(TASK TO CARRY OUT)
Only the lines from the one containing "Convert this document image to plain text." through the end of the material are to be echoed, each exactly as it appears.

** Start of SUPPLIED DATA **

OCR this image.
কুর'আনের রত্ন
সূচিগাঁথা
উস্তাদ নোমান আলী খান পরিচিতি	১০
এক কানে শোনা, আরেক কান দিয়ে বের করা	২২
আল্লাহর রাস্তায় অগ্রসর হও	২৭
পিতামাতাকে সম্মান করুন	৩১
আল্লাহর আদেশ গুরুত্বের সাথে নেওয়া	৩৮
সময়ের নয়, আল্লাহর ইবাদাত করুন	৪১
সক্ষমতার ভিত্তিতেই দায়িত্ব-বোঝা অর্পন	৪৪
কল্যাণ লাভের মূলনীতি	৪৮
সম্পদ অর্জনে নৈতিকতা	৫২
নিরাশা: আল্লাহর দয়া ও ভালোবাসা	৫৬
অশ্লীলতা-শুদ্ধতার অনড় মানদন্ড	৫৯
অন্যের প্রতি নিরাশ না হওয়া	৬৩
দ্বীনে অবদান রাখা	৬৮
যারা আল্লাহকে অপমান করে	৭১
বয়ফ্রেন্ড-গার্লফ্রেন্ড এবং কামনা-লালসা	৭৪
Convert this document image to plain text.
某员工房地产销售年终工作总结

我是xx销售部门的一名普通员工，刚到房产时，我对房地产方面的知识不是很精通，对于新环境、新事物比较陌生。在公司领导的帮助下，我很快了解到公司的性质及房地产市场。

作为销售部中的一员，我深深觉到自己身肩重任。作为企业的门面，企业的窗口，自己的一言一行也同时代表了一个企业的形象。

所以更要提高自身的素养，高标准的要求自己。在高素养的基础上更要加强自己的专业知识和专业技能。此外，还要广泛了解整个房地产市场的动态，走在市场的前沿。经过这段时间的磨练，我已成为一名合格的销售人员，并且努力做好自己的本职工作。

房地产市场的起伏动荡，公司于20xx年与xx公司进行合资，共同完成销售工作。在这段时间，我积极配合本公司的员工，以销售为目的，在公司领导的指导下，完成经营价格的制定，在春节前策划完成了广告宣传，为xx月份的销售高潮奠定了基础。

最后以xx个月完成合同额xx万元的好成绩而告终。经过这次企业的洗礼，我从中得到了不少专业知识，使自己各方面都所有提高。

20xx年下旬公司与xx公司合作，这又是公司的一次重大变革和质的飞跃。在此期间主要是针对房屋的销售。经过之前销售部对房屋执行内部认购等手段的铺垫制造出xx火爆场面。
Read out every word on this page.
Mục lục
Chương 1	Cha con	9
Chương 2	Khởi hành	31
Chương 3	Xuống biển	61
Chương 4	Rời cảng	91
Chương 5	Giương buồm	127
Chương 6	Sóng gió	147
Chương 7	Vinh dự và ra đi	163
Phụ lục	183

** End of SUPPLIED DATA **

(SOLUTION TO THIS TASK)
Convert this document image to plain text.
某员工房地产销售年终工作总结

我是xx销售部门的一名普通员工，刚到房产时，我对房地产方面的知识不是很精通，对于新环境、新事物比较陌生。在公司领导的帮助下，我很快了解到公司的性质及房地产市场。

作为销售部中的一员，我深深觉到自己身肩重任。作为企业的门面，企业的窗口，自己的一言一行也同时代表了一个企业的形象。

所以更要提高自身的素养，高标准的要求自己。在高素养的基础上更要加强自己的专业知识和专业技能。此外，还要广泛了解整个房地产市场的动态，走在市场的前沿。经过这段时间的磨练，我已成为一名合格的销售人员，并且努力做好自己的本职工作。

房地产市场的起伏动荡，公司于20xx年与xx公司进行合资，共同完成销售工作。在这段时间，我积极配合本公司的员工，以销售为目的，在公司领导的指导下，完成经营价格的制定，在春节前策划完成了广告宣传，为xx月份的销售高潮奠定了基础。

最后以xx个月完成合同额xx万元的好成绩而告终。经过这次企业的洗礼，我从中得到了不少专业知识，使自己各方面都所有提高。

20xx年下旬公司与xx公司合作，这又是公司的一次重大变革和质的飞跃。在此期间主要是针对房屋的销售。经过之前销售部对房屋执行内部认购等手段的铺垫制造出xx火爆场面。
Read out every word on this page.
Mục lục
Chương 1	Cha con	9
Chương 2	Khởi hành	31
Chương 3	Xuống biển	61
Chương 4	Rời cảng	91
Chương 5	Giương buồm	127
Chương 6	Sóng gió	147
Chương 7	Vinh dự và ra đi	163
Phụ lục	183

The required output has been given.